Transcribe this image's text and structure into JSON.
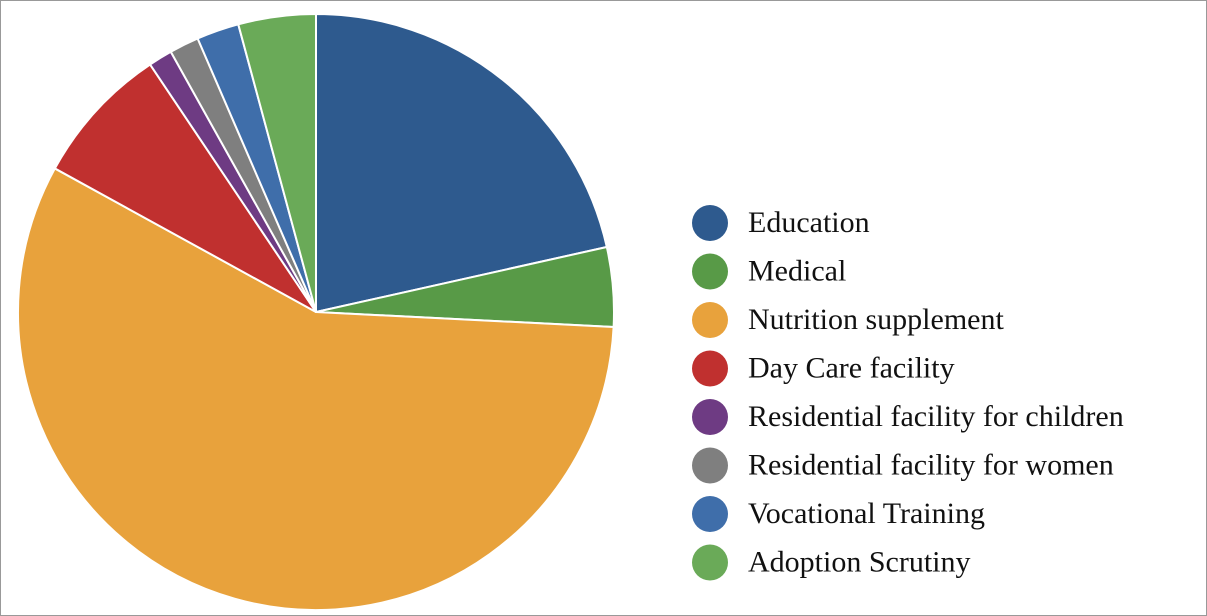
{
  "chart_data": {
    "type": "pie",
    "categories": [
      "Education",
      "Medical",
      "Nutrition supplement",
      "Day Care facility",
      "Residential facility for children",
      "Residential facility for women",
      "Vocational Training",
      "Adoption Scrutiny"
    ],
    "values": [
      21.5,
      4.3,
      57.2,
      7.6,
      1.3,
      1.6,
      2.3,
      4.2
    ],
    "colors": [
      "#2e5a8e",
      "#589a47",
      "#e8a23c",
      "#c0302f",
      "#6e3b83",
      "#7f7f7f",
      "#3f6eaa",
      "#6aaa58"
    ],
    "legend": "right"
  }
}
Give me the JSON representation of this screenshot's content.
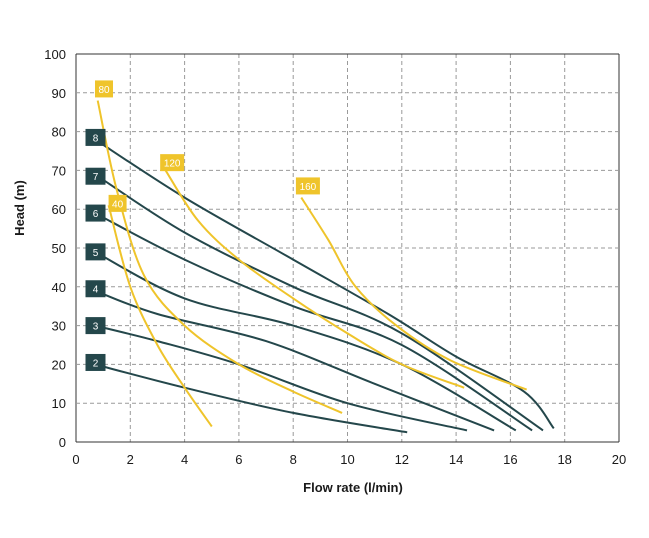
{
  "chart_data": {
    "type": "line",
    "title": "",
    "xlabel": "Flow rate (l/min)",
    "ylabel": "Head (m)",
    "xlim": [
      0,
      20
    ],
    "ylim": [
      0,
      100
    ],
    "x_ticks": [
      0,
      2,
      4,
      6,
      8,
      10,
      12,
      14,
      16,
      18,
      20
    ],
    "y_ticks": [
      0,
      10,
      20,
      30,
      40,
      50,
      60,
      70,
      80,
      90,
      100
    ],
    "grid": true,
    "colors": {
      "pressure": "#24474b",
      "air": "#efc42b",
      "grid": "#9a9a9a",
      "axis": "#333333"
    },
    "pressure_curves": [
      {
        "name": "2",
        "label_pos": [
          0.35,
          20.5
        ],
        "points": [
          [
            0.7,
            20
          ],
          [
            4,
            14
          ],
          [
            8,
            7.5
          ],
          [
            12.2,
            2.5
          ]
        ]
      },
      {
        "name": "3",
        "label_pos": [
          0.35,
          30
        ],
        "points": [
          [
            0.7,
            30
          ],
          [
            3,
            26
          ],
          [
            6,
            20
          ],
          [
            10,
            10
          ],
          [
            14.4,
            3
          ]
        ]
      },
      {
        "name": "4",
        "label_pos": [
          0.35,
          39.5
        ],
        "points": [
          [
            0.7,
            39
          ],
          [
            3,
            33
          ],
          [
            7,
            26
          ],
          [
            11,
            15
          ],
          [
            15.4,
            3
          ]
        ]
      },
      {
        "name": "5",
        "label_pos": [
          0.35,
          49
        ],
        "points": [
          [
            0.7,
            49
          ],
          [
            4,
            37
          ],
          [
            8,
            30
          ],
          [
            12,
            20
          ],
          [
            16.2,
            3
          ]
        ]
      },
      {
        "name": "6",
        "label_pos": [
          0.35,
          59
        ],
        "points": [
          [
            0.7,
            59
          ],
          [
            4,
            47
          ],
          [
            8,
            35
          ],
          [
            12,
            25
          ],
          [
            16.8,
            3
          ]
        ]
      },
      {
        "name": "7",
        "label_pos": [
          0.35,
          68.5
        ],
        "points": [
          [
            0.7,
            69
          ],
          [
            4,
            54
          ],
          [
            8,
            40
          ],
          [
            12,
            28
          ],
          [
            17.2,
            3
          ]
        ]
      },
      {
        "name": "8",
        "label_pos": [
          0.35,
          78.5
        ],
        "points": [
          [
            0.7,
            78
          ],
          [
            4,
            63
          ],
          [
            8,
            47
          ],
          [
            11.5,
            33
          ],
          [
            14,
            22
          ],
          [
            16.5,
            13
          ],
          [
            17.6,
            3.5
          ]
        ]
      }
    ],
    "air_curves": [
      {
        "name": "40",
        "label_pos": [
          1.2,
          61.5
        ],
        "points": [
          [
            1.2,
            61
          ],
          [
            2,
            40
          ],
          [
            3,
            25
          ],
          [
            4,
            14
          ],
          [
            5,
            4
          ]
        ]
      },
      {
        "name": "80",
        "label_pos": [
          0.7,
          91
        ],
        "points": [
          [
            0.8,
            88
          ],
          [
            1.5,
            65
          ],
          [
            2.5,
            43
          ],
          [
            4,
            30
          ],
          [
            6,
            20
          ],
          [
            8,
            13
          ],
          [
            9.8,
            7.5
          ]
        ]
      },
      {
        "name": "120",
        "label_pos": [
          3.1,
          72
        ],
        "points": [
          [
            3.3,
            70
          ],
          [
            4.5,
            57
          ],
          [
            6,
            47
          ],
          [
            8,
            37
          ],
          [
            10,
            28
          ],
          [
            12,
            20
          ],
          [
            14.3,
            14
          ]
        ]
      },
      {
        "name": "160",
        "label_pos": [
          8.1,
          66
        ],
        "points": [
          [
            8.3,
            63
          ],
          [
            9.3,
            52
          ],
          [
            10.3,
            40
          ],
          [
            11.8,
            30
          ],
          [
            13.8,
            21
          ],
          [
            16.6,
            13.5
          ]
        ]
      }
    ]
  }
}
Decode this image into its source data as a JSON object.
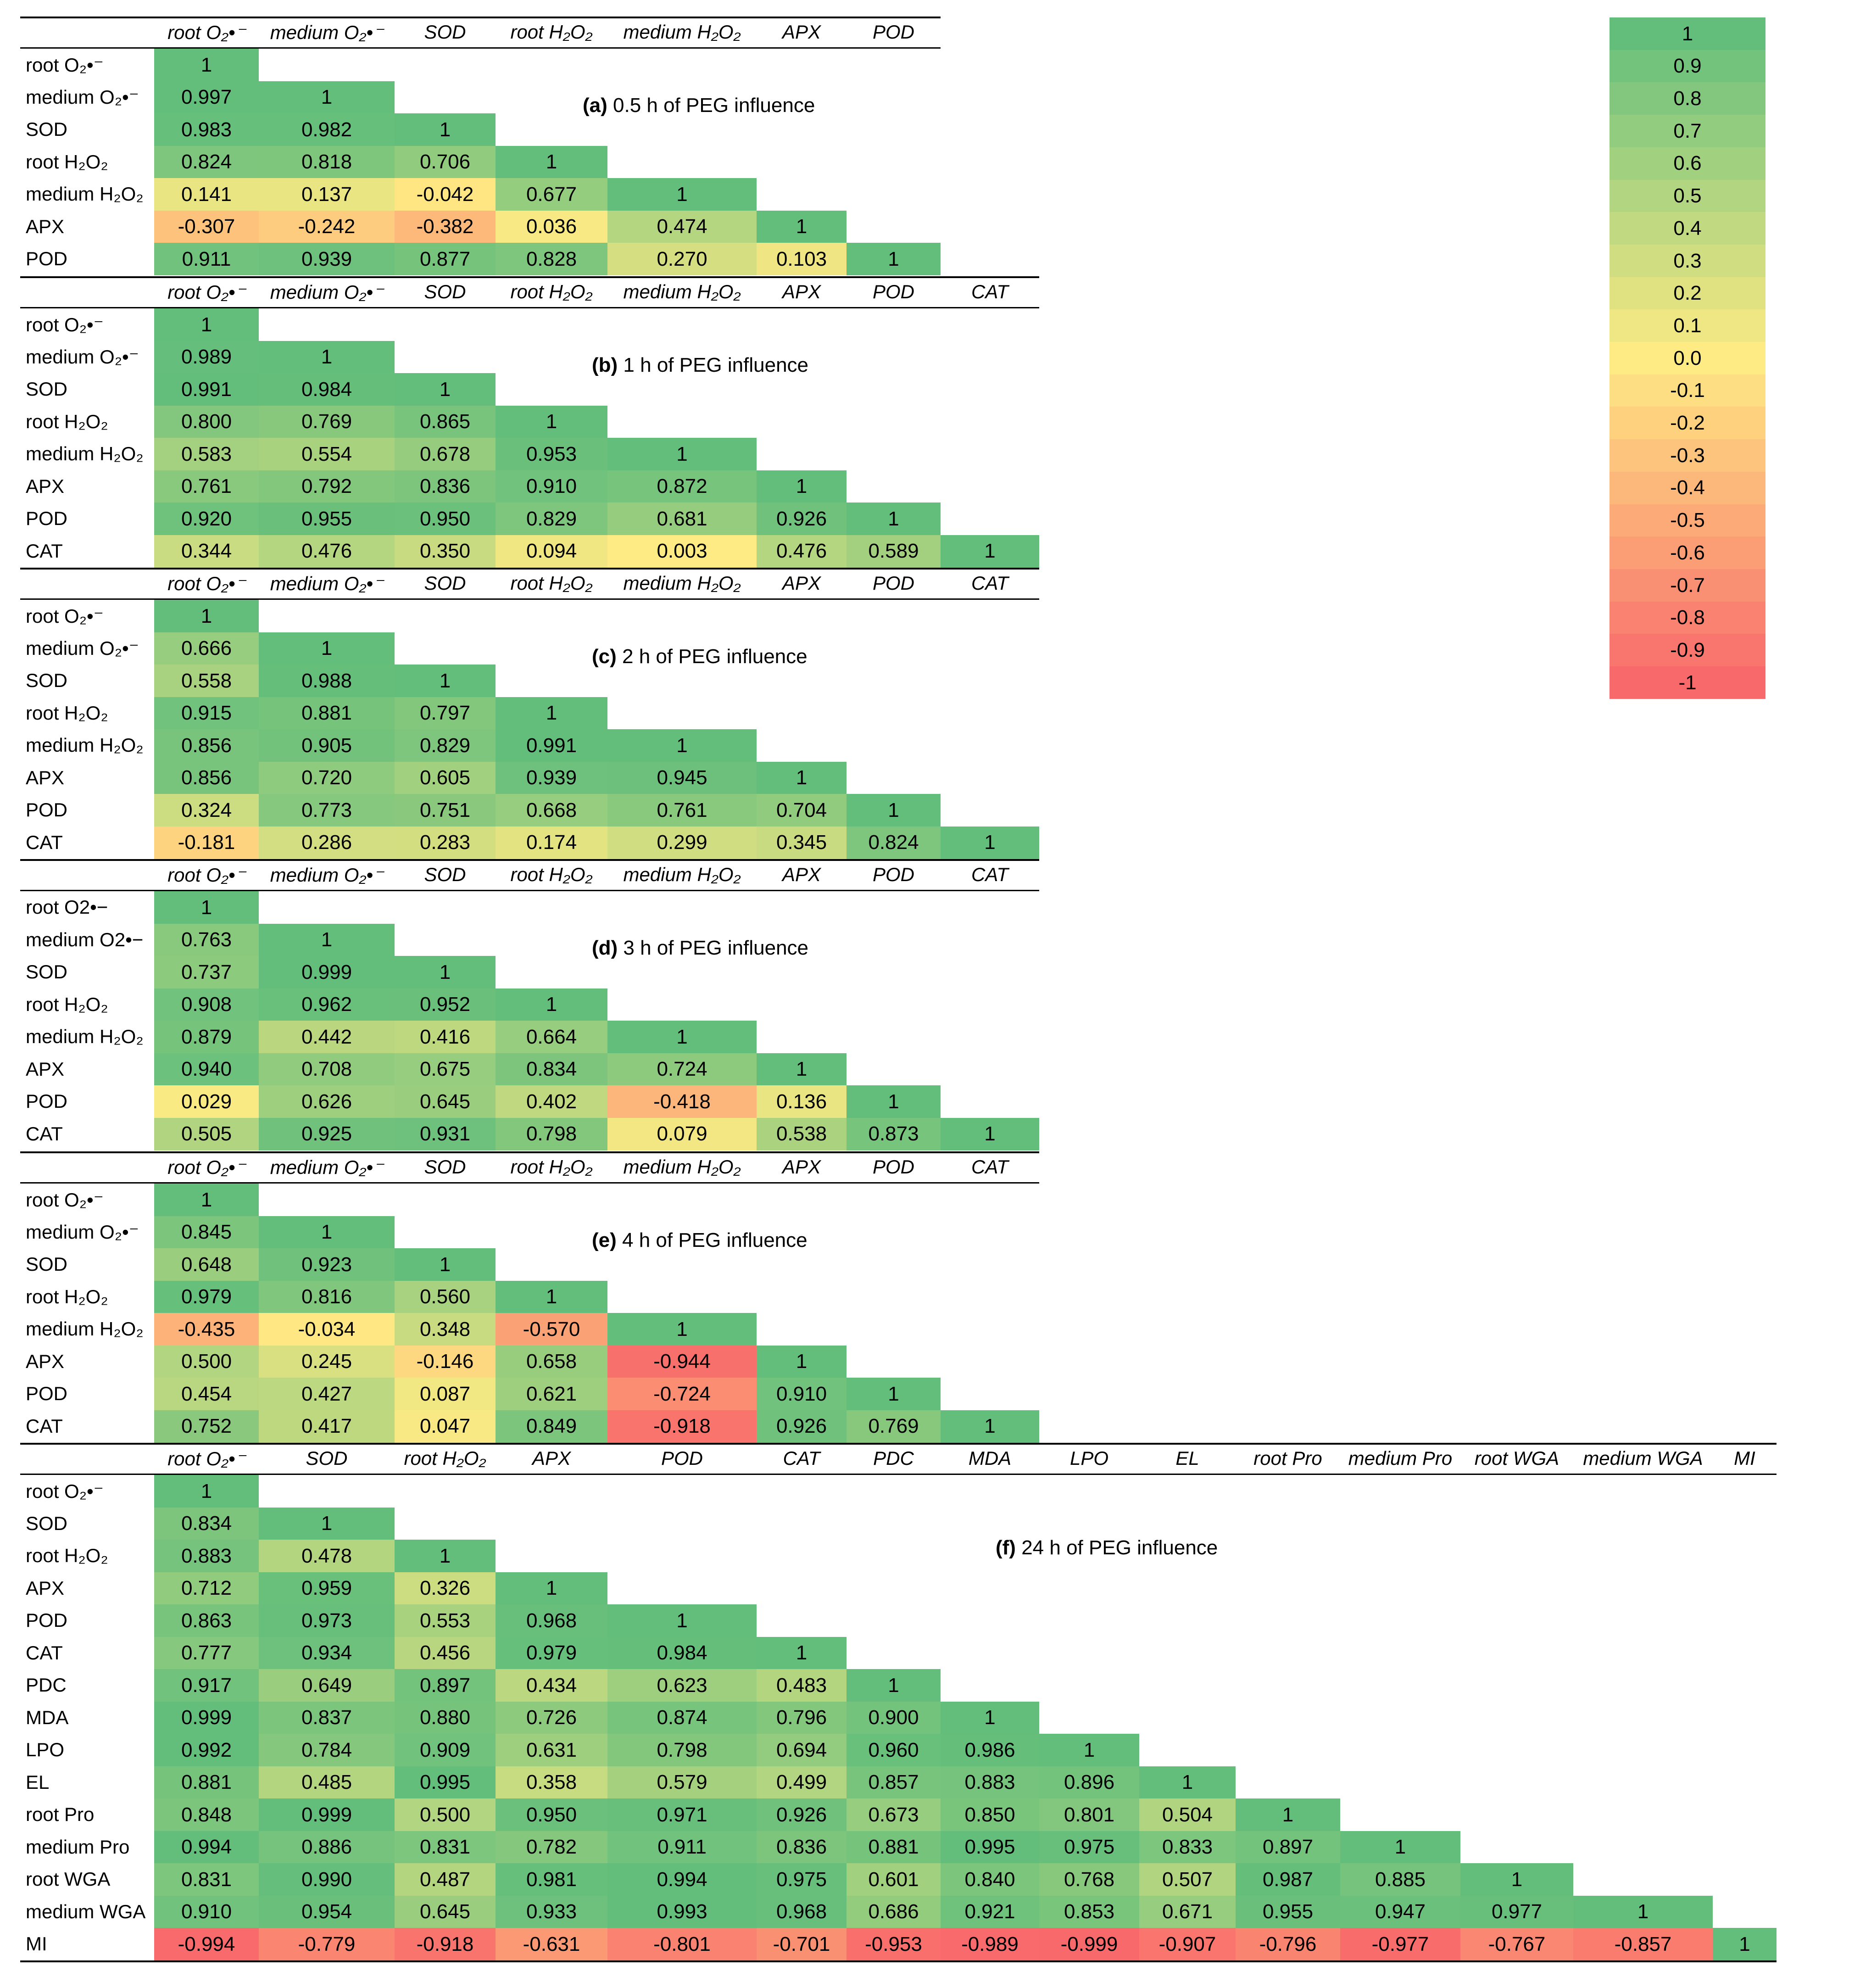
{
  "chart_data": [
    {
      "type": "heatmap",
      "panel": "(a)",
      "title": "0.5 h of PEG influence",
      "col_labels": [
        "root O₂•⁻",
        "medium O₂•⁻",
        "SOD",
        "root H₂O₂",
        "medium H₂O₂",
        "APX",
        "POD"
      ],
      "row_labels": [
        "root O₂•⁻",
        "medium O₂•⁻",
        "SOD",
        "root H₂O₂",
        "medium H₂O₂",
        "APX",
        "POD"
      ],
      "values": [
        [
          "1"
        ],
        [
          "0.997",
          "1"
        ],
        [
          "0.983",
          "0.982",
          "1"
        ],
        [
          "0.824",
          "0.818",
          "0.706",
          "1"
        ],
        [
          "0.141",
          "0.137",
          "-0.042",
          "0.677",
          "1"
        ],
        [
          "-0.307",
          "-0.242",
          "-0.382",
          "0.036",
          "0.474",
          "1"
        ],
        [
          "0.911",
          "0.939",
          "0.877",
          "0.828",
          "0.270",
          "0.103",
          "1"
        ]
      ]
    },
    {
      "type": "heatmap",
      "panel": "(b)",
      "title": "1 h of PEG influence",
      "col_labels": [
        "root O₂•⁻",
        "medium O₂•⁻",
        "SOD",
        "root H₂O₂",
        "medium H₂O₂",
        "APX",
        "POD",
        "CAT"
      ],
      "row_labels": [
        "root O₂•⁻",
        "medium O₂•⁻",
        "SOD",
        "root H₂O₂",
        "medium H₂O₂",
        "APX",
        "POD",
        "CAT"
      ],
      "values": [
        [
          "1"
        ],
        [
          "0.989",
          "1"
        ],
        [
          "0.991",
          "0.984",
          "1"
        ],
        [
          "0.800",
          "0.769",
          "0.865",
          "1"
        ],
        [
          "0.583",
          "0.554",
          "0.678",
          "0.953",
          "1"
        ],
        [
          "0.761",
          "0.792",
          "0.836",
          "0.910",
          "0.872",
          "1"
        ],
        [
          "0.920",
          "0.955",
          "0.950",
          "0.829",
          "0.681",
          "0.926",
          "1"
        ],
        [
          "0.344",
          "0.476",
          "0.350",
          "0.094",
          "0.003",
          "0.476",
          "0.589",
          "1"
        ]
      ]
    },
    {
      "type": "heatmap",
      "panel": "(c)",
      "title": "2 h of PEG influence",
      "col_labels": [
        "root O₂•⁻",
        "medium O₂•⁻",
        "SOD",
        "root H₂O₂",
        "medium H₂O₂",
        "APX",
        "POD",
        "CAT"
      ],
      "row_labels": [
        "root O₂•⁻",
        "medium O₂•⁻",
        "SOD",
        "root H₂O₂",
        "medium H₂O₂",
        "APX",
        "POD",
        "CAT"
      ],
      "values": [
        [
          "1"
        ],
        [
          "0.666",
          "1"
        ],
        [
          "0.558",
          "0.988",
          "1"
        ],
        [
          "0.915",
          "0.881",
          "0.797",
          "1"
        ],
        [
          "0.856",
          "0.905",
          "0.829",
          "0.991",
          "1"
        ],
        [
          "0.856",
          "0.720",
          "0.605",
          "0.939",
          "0.945",
          "1"
        ],
        [
          "0.324",
          "0.773",
          "0.751",
          "0.668",
          "0.761",
          "0.704",
          "1"
        ],
        [
          "-0.181",
          "0.286",
          "0.283",
          "0.174",
          "0.299",
          "0.345",
          "0.824",
          "1"
        ]
      ]
    },
    {
      "type": "heatmap",
      "panel": "(d)",
      "title": "3 h of PEG influence",
      "col_labels": [
        "root O₂•⁻",
        "medium O₂•⁻",
        "SOD",
        "root H₂O₂",
        "medium H₂O₂",
        "APX",
        "POD",
        "CAT"
      ],
      "row_labels": [
        "root O2•−",
        "medium O2•−",
        "SOD",
        "root H₂O₂",
        "medium H₂O₂",
        "APX",
        "POD",
        "CAT"
      ],
      "values": [
        [
          "1"
        ],
        [
          "0.763",
          "1"
        ],
        [
          "0.737",
          "0.999",
          "1"
        ],
        [
          "0.908",
          "0.962",
          "0.952",
          "1"
        ],
        [
          "0.879",
          "0.442",
          "0.416",
          "0.664",
          "1"
        ],
        [
          "0.940",
          "0.708",
          "0.675",
          "0.834",
          "0.724",
          "1"
        ],
        [
          "0.029",
          "0.626",
          "0.645",
          "0.402",
          "-0.418",
          "0.136",
          "1"
        ],
        [
          "0.505",
          "0.925",
          "0.931",
          "0.798",
          "0.079",
          "0.538",
          "0.873",
          "1"
        ]
      ]
    },
    {
      "type": "heatmap",
      "panel": "(e)",
      "title": "4 h of PEG influence",
      "col_labels": [
        "root O₂•⁻",
        "medium O₂•⁻",
        "SOD",
        "root H₂O₂",
        "medium H₂O₂",
        "APX",
        "POD",
        "CAT"
      ],
      "row_labels": [
        "root O₂•⁻",
        "medium O₂•⁻",
        "SOD",
        "root H₂O₂",
        "medium H₂O₂",
        "APX",
        "POD",
        "CAT"
      ],
      "values": [
        [
          "1"
        ],
        [
          "0.845",
          "1"
        ],
        [
          "0.648",
          "0.923",
          "1"
        ],
        [
          "0.979",
          "0.816",
          "0.560",
          "1"
        ],
        [
          "-0.435",
          "-0.034",
          "0.348",
          "-0.570",
          "1"
        ],
        [
          "0.500",
          "0.245",
          "-0.146",
          "0.658",
          "-0.944",
          "1"
        ],
        [
          "0.454",
          "0.427",
          "0.087",
          "0.621",
          "-0.724",
          "0.910",
          "1"
        ],
        [
          "0.752",
          "0.417",
          "0.047",
          "0.849",
          "-0.918",
          "0.926",
          "0.769",
          "1"
        ]
      ]
    },
    {
      "type": "heatmap",
      "panel": "(f)",
      "title": "24 h of PEG influence",
      "col_labels": [
        "root O₂•⁻",
        "SOD",
        "root H₂O₂",
        "APX",
        "POD",
        "CAT",
        "PDC",
        "MDA",
        "LPO",
        "EL",
        "root Pro",
        "medium Pro",
        "root WGA",
        "medium WGA",
        "MI"
      ],
      "row_labels": [
        "root O₂•⁻",
        "SOD",
        "root H₂O₂",
        "APX",
        "POD",
        "CAT",
        "PDC",
        "MDA",
        "LPO",
        "EL",
        "root Pro",
        "medium Pro",
        "root WGA",
        "medium WGA",
        "MI"
      ],
      "values": [
        [
          "1"
        ],
        [
          "0.834",
          "1"
        ],
        [
          "0.883",
          "0.478",
          "1"
        ],
        [
          "0.712",
          "0.959",
          "0.326",
          "1"
        ],
        [
          "0.863",
          "0.973",
          "0.553",
          "0.968",
          "1"
        ],
        [
          "0.777",
          "0.934",
          "0.456",
          "0.979",
          "0.984",
          "1"
        ],
        [
          "0.917",
          "0.649",
          "0.897",
          "0.434",
          "0.623",
          "0.483",
          "1"
        ],
        [
          "0.999",
          "0.837",
          "0.880",
          "0.726",
          "0.874",
          "0.796",
          "0.900",
          "1"
        ],
        [
          "0.992",
          "0.784",
          "0.909",
          "0.631",
          "0.798",
          "0.694",
          "0.960",
          "0.986",
          "1"
        ],
        [
          "0.881",
          "0.485",
          "0.995",
          "0.358",
          "0.579",
          "0.499",
          "0.857",
          "0.883",
          "0.896",
          "1"
        ],
        [
          "0.848",
          "0.999",
          "0.500",
          "0.950",
          "0.971",
          "0.926",
          "0.673",
          "0.850",
          "0.801",
          "0.504",
          "1"
        ],
        [
          "0.994",
          "0.886",
          "0.831",
          "0.782",
          "0.911",
          "0.836",
          "0.881",
          "0.995",
          "0.975",
          "0.833",
          "0.897",
          "1"
        ],
        [
          "0.831",
          "0.990",
          "0.487",
          "0.981",
          "0.994",
          "0.975",
          "0.601",
          "0.840",
          "0.768",
          "0.507",
          "0.987",
          "0.885",
          "1"
        ],
        [
          "0.910",
          "0.954",
          "0.645",
          "0.933",
          "0.993",
          "0.968",
          "0.686",
          "0.921",
          "0.853",
          "0.671",
          "0.955",
          "0.947",
          "0.977",
          "1"
        ],
        [
          "-0.994",
          "-0.779",
          "-0.918",
          "-0.631",
          "-0.801",
          "-0.701",
          "-0.953",
          "-0.989",
          "-0.999",
          "-0.907",
          "-0.796",
          "-0.977",
          "-0.767",
          "-0.857",
          "1"
        ]
      ]
    }
  ],
  "legend": {
    "labels": [
      "1",
      "0.9",
      "0.8",
      "0.7",
      "0.6",
      "0.5",
      "0.4",
      "0.3",
      "0.2",
      "0.1",
      "0.0",
      "-0.1",
      "-0.2",
      "-0.3",
      "-0.4",
      "-0.5",
      "-0.6",
      "-0.7",
      "-0.8",
      "-0.9",
      "-1"
    ],
    "color_scale": {
      "min": -1,
      "mid": 0,
      "max": 1,
      "min_color": "#f8696b",
      "mid_color": "#ffeb84",
      "max_color": "#63be7b"
    }
  }
}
......
Select and copy every line from the records that includes the word "name".

        "name": "2",
        "name": "3",
        "name": "4",
        "name": "5",
        "name": "6",
        "name": "7",
        "name": "8",
        "name": "40",
        "name": "80",
        "name": "120",
        "name": "160",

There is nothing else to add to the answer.